→ **REQUIREMENTS**: Each line of the material must be repeated precisely, with the pictures left out.
=== RAW RECORDS ===
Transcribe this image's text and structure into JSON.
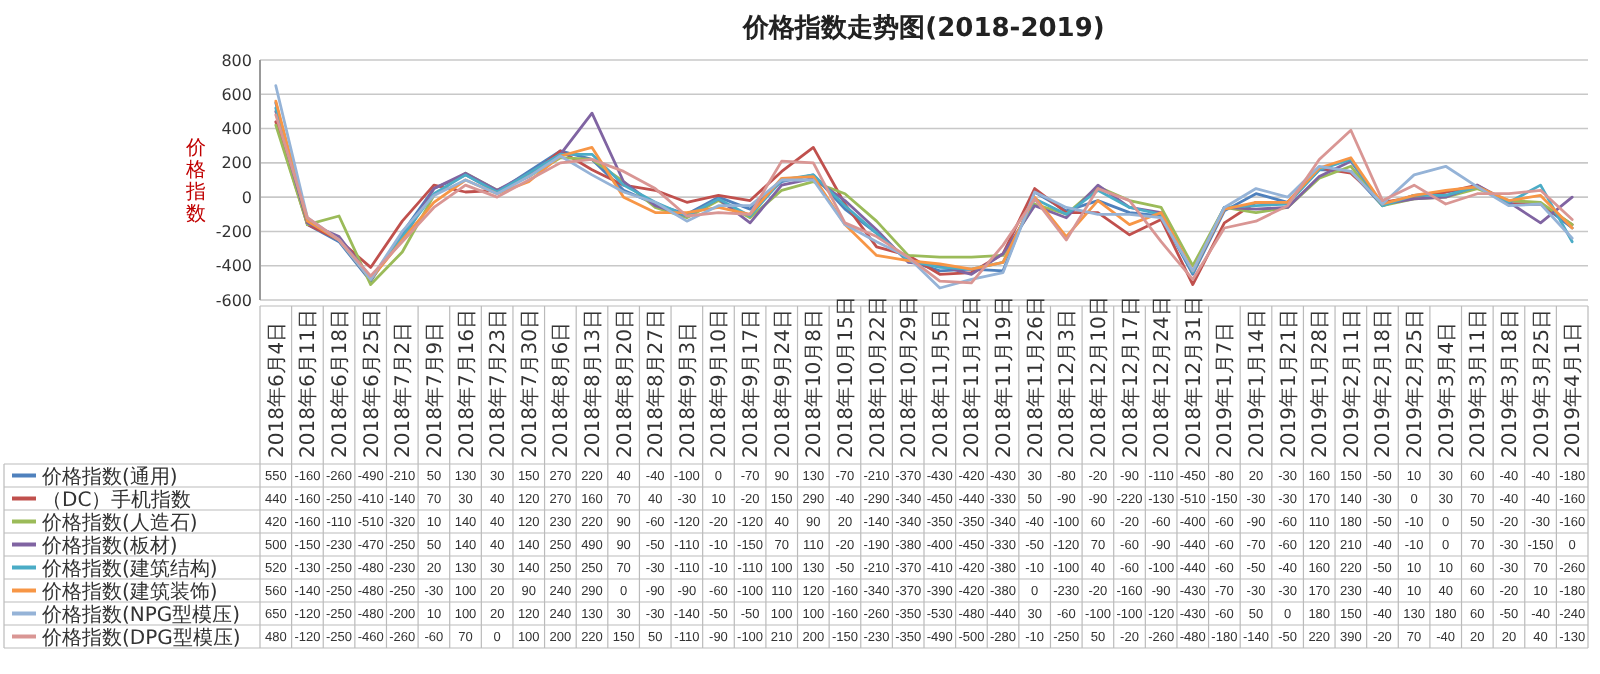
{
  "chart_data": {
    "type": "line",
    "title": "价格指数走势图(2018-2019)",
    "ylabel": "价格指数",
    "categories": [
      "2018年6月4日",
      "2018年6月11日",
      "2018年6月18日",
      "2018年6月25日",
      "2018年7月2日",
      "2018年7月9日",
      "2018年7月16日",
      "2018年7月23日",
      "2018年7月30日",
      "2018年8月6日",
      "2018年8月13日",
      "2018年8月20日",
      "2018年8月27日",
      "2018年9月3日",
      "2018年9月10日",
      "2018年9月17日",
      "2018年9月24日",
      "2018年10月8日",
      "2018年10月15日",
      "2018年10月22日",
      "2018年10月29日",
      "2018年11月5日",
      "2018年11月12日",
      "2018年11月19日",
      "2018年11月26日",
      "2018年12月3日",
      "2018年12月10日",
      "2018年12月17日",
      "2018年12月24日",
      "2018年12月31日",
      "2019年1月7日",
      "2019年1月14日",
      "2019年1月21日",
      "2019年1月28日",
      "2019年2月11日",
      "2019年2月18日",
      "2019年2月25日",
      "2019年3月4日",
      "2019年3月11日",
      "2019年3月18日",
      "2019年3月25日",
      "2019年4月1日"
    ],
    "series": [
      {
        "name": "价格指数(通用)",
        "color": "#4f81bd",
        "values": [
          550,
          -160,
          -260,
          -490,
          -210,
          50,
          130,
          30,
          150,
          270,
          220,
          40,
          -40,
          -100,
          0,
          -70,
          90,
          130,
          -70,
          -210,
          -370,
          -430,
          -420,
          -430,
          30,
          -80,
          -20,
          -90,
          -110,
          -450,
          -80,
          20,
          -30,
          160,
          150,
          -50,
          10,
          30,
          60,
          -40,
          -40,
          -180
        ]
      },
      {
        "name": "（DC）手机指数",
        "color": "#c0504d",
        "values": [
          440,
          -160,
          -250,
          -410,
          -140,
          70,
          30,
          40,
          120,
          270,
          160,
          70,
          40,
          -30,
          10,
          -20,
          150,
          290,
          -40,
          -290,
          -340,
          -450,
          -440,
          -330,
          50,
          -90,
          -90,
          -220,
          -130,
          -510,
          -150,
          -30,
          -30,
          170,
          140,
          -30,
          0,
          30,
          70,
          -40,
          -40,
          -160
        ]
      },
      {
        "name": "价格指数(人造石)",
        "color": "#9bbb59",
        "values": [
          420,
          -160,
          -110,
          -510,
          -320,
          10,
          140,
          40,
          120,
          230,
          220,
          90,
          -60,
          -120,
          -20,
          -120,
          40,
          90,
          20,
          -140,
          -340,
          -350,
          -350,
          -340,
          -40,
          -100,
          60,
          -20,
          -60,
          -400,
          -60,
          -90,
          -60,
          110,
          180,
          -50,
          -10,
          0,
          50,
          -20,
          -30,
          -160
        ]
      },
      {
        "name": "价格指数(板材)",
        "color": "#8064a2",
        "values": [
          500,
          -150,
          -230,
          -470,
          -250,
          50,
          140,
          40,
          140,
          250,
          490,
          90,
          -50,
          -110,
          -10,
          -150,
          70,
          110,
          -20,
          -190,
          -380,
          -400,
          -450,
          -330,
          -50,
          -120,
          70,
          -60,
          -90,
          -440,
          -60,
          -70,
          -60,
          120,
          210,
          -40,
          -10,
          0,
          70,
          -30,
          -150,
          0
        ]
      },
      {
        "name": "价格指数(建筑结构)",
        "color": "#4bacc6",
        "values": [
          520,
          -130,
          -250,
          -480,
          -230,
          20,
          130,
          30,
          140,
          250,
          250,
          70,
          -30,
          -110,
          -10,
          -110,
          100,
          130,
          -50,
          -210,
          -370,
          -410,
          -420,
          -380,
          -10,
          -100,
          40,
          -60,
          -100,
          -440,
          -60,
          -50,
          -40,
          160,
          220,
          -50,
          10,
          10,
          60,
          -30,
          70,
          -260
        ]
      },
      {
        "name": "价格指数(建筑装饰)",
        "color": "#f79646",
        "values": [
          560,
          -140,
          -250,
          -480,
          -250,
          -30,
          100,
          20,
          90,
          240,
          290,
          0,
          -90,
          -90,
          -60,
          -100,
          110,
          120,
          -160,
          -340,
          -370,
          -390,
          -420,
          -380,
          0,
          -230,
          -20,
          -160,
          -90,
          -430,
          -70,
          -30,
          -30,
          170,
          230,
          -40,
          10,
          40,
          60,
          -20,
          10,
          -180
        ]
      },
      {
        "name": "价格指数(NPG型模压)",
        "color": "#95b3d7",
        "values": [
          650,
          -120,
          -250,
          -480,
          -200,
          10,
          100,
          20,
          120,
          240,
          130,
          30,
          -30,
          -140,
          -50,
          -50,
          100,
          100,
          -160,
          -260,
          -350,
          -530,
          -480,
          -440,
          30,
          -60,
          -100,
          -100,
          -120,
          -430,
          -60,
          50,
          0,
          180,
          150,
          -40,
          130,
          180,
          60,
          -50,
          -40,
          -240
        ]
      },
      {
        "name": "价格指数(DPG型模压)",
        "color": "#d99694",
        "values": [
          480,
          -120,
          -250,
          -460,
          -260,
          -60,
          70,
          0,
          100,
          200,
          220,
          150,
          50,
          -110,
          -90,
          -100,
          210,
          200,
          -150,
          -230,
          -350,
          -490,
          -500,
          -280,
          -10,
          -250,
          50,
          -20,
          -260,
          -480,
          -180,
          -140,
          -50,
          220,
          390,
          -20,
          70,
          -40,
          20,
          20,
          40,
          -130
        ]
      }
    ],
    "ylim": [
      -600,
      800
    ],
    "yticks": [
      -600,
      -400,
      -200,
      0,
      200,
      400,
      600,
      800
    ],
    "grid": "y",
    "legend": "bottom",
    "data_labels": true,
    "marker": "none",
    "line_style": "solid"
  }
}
===
→ **SOLUTION FOR THIS EXERCISE**:
Transcribe this image's text and structure into JSON.
{
  "chart_data": {
    "type": "line",
    "title": "价格指数走势图(2018-2019)",
    "ylabel": "价格指数",
    "categories": [
      "2018年6月4日",
      "2018年6月11日",
      "2018年6月18日",
      "2018年6月25日",
      "2018年7月2日",
      "2018年7月9日",
      "2018年7月16日",
      "2018年7月23日",
      "2018年7月30日",
      "2018年8月6日",
      "2018年8月13日",
      "2018年8月20日",
      "2018年8月27日",
      "2018年9月3日",
      "2018年9月10日",
      "2018年9月17日",
      "2018年9月24日",
      "2018年10月8日",
      "2018年10月15日",
      "2018年10月22日",
      "2018年10月29日",
      "2018年11月5日",
      "2018年11月12日",
      "2018年11月19日",
      "2018年11月26日",
      "2018年12月3日",
      "2018年12月10日",
      "2018年12月17日",
      "2018年12月24日",
      "2018年12月31日",
      "2019年1月7日",
      "2019年1月14日",
      "2019年1月21日",
      "2019年1月28日",
      "2019年2月11日",
      "2019年2月18日",
      "2019年2月25日",
      "2019年3月4日",
      "2019年3月11日",
      "2019年3月18日",
      "2019年3月25日",
      "2019年4月1日"
    ],
    "series": [
      {
        "name": "价格指数(通用)",
        "color": "#4f81bd",
        "values": [
          550,
          -160,
          -260,
          -490,
          -210,
          50,
          130,
          30,
          150,
          270,
          220,
          40,
          -40,
          -100,
          0,
          -70,
          90,
          130,
          -70,
          -210,
          -370,
          -430,
          -420,
          -430,
          30,
          -80,
          -20,
          -90,
          -110,
          -450,
          -80,
          20,
          -30,
          160,
          150,
          -50,
          10,
          30,
          60,
          -40,
          -40,
          -180
        ]
      },
      {
        "name": "（DC）手机指数",
        "color": "#c0504d",
        "values": [
          440,
          -160,
          -250,
          -410,
          -140,
          70,
          30,
          40,
          120,
          270,
          160,
          70,
          40,
          -30,
          10,
          -20,
          150,
          290,
          -40,
          -290,
          -340,
          -450,
          -440,
          -330,
          50,
          -90,
          -90,
          -220,
          -130,
          -510,
          -150,
          -30,
          -30,
          170,
          140,
          -30,
          0,
          30,
          70,
          -40,
          -40,
          -160
        ]
      },
      {
        "name": "价格指数(人造石)",
        "color": "#9bbb59",
        "values": [
          420,
          -160,
          -110,
          -510,
          -320,
          10,
          140,
          40,
          120,
          230,
          220,
          90,
          -60,
          -120,
          -20,
          -120,
          40,
          90,
          20,
          -140,
          -340,
          -350,
          -350,
          -340,
          -40,
          -100,
          60,
          -20,
          -60,
          -400,
          -60,
          -90,
          -60,
          110,
          180,
          -50,
          -10,
          0,
          50,
          -20,
          -30,
          -160
        ]
      },
      {
        "name": "价格指数(板材)",
        "color": "#8064a2",
        "values": [
          500,
          -150,
          -230,
          -470,
          -250,
          50,
          140,
          40,
          140,
          250,
          490,
          90,
          -50,
          -110,
          -10,
          -150,
          70,
          110,
          -20,
          -190,
          -380,
          -400,
          -450,
          -330,
          -50,
          -120,
          70,
          -60,
          -90,
          -440,
          -60,
          -70,
          -60,
          120,
          210,
          -40,
          -10,
          0,
          70,
          -30,
          -150,
          0
        ]
      },
      {
        "name": "价格指数(建筑结构)",
        "color": "#4bacc6",
        "values": [
          520,
          -130,
          -250,
          -480,
          -230,
          20,
          130,
          30,
          140,
          250,
          250,
          70,
          -30,
          -110,
          -10,
          -110,
          100,
          130,
          -50,
          -210,
          -370,
          -410,
          -420,
          -380,
          -10,
          -100,
          40,
          -60,
          -100,
          -440,
          -60,
          -50,
          -40,
          160,
          220,
          -50,
          10,
          10,
          60,
          -30,
          70,
          -260
        ]
      },
      {
        "name": "价格指数(建筑装饰)",
        "color": "#f79646",
        "values": [
          560,
          -140,
          -250,
          -480,
          -250,
          -30,
          100,
          20,
          90,
          240,
          290,
          0,
          -90,
          -90,
          -60,
          -100,
          110,
          120,
          -160,
          -340,
          -370,
          -390,
          -420,
          -380,
          0,
          -230,
          -20,
          -160,
          -90,
          -430,
          -70,
          -30,
          -30,
          170,
          230,
          -40,
          10,
          40,
          60,
          -20,
          10,
          -180
        ]
      },
      {
        "name": "价格指数(NPG型模压)",
        "color": "#95b3d7",
        "values": [
          650,
          -120,
          -250,
          -480,
          -200,
          10,
          100,
          20,
          120,
          240,
          130,
          30,
          -30,
          -140,
          -50,
          -50,
          100,
          100,
          -160,
          -260,
          -350,
          -530,
          -480,
          -440,
          30,
          -60,
          -100,
          -100,
          -120,
          -430,
          -60,
          50,
          0,
          180,
          150,
          -40,
          130,
          180,
          60,
          -50,
          -40,
          -240
        ]
      },
      {
        "name": "价格指数(DPG型模压)",
        "color": "#d99694",
        "values": [
          480,
          -120,
          -250,
          -460,
          -260,
          -60,
          70,
          0,
          100,
          200,
          220,
          150,
          50,
          -110,
          -90,
          -100,
          210,
          200,
          -150,
          -230,
          -350,
          -490,
          -500,
          -280,
          -10,
          -250,
          50,
          -20,
          -260,
          -480,
          -180,
          -140,
          -50,
          220,
          390,
          -20,
          70,
          -40,
          20,
          20,
          40,
          -130
        ]
      }
    ],
    "ylim": [
      -600,
      800
    ],
    "yticks": [
      -600,
      -400,
      -200,
      0,
      200,
      400,
      600,
      800
    ],
    "grid": "y",
    "legend": "bottom",
    "data_labels": true,
    "marker": "none",
    "line_style": "solid"
  }
}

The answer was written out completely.